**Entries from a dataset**
━━━━━━━━━━━━━━━━━━━━━━━━━━━━━━

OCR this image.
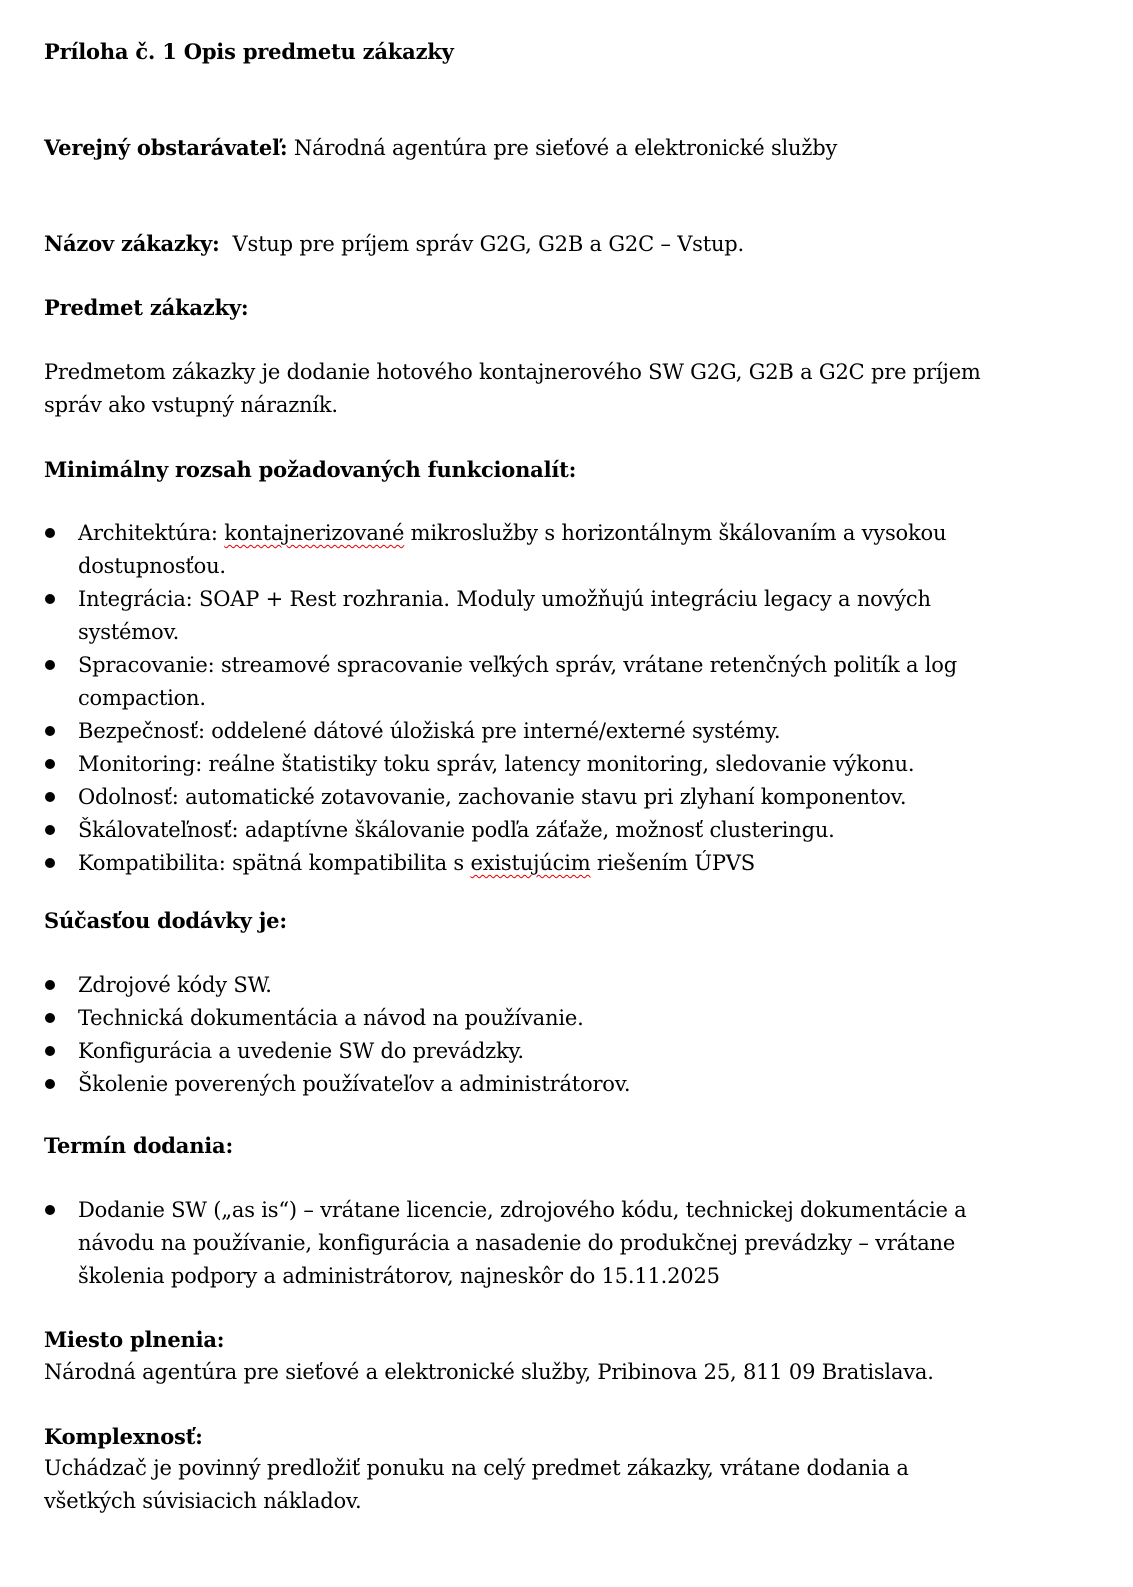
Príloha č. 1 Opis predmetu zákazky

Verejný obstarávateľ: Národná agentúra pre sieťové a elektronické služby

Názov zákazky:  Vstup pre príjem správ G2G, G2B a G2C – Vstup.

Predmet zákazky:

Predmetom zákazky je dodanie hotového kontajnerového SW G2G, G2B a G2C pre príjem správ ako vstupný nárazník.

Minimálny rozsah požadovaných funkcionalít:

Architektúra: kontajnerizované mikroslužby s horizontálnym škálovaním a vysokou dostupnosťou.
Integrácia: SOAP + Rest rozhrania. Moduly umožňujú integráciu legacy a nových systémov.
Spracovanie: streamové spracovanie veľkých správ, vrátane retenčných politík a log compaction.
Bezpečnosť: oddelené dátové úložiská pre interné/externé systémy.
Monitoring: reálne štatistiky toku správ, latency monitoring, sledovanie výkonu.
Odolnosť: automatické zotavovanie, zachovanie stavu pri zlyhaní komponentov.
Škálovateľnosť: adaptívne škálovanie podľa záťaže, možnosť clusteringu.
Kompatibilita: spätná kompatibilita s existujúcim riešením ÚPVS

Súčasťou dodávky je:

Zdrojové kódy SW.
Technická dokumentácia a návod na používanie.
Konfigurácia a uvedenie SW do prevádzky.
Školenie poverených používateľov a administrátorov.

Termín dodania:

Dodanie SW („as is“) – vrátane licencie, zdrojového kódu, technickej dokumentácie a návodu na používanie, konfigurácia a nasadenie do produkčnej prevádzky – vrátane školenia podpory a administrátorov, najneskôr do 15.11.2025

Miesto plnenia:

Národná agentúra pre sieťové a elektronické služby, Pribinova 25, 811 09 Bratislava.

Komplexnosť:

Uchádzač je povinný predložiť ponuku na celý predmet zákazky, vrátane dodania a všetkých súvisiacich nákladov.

━━━━━━━━━━━━━━━━━━━━━━━━━━━━━━

Go through the entries above and pull out each line with "dodania" in it.

**EXERCISE RESPONSE**
Termín dodania:
Uchádzač je povinný predložiť ponuku na celý predmet zákazky, vrátane dodania a všetkých súvisiacich nákladov.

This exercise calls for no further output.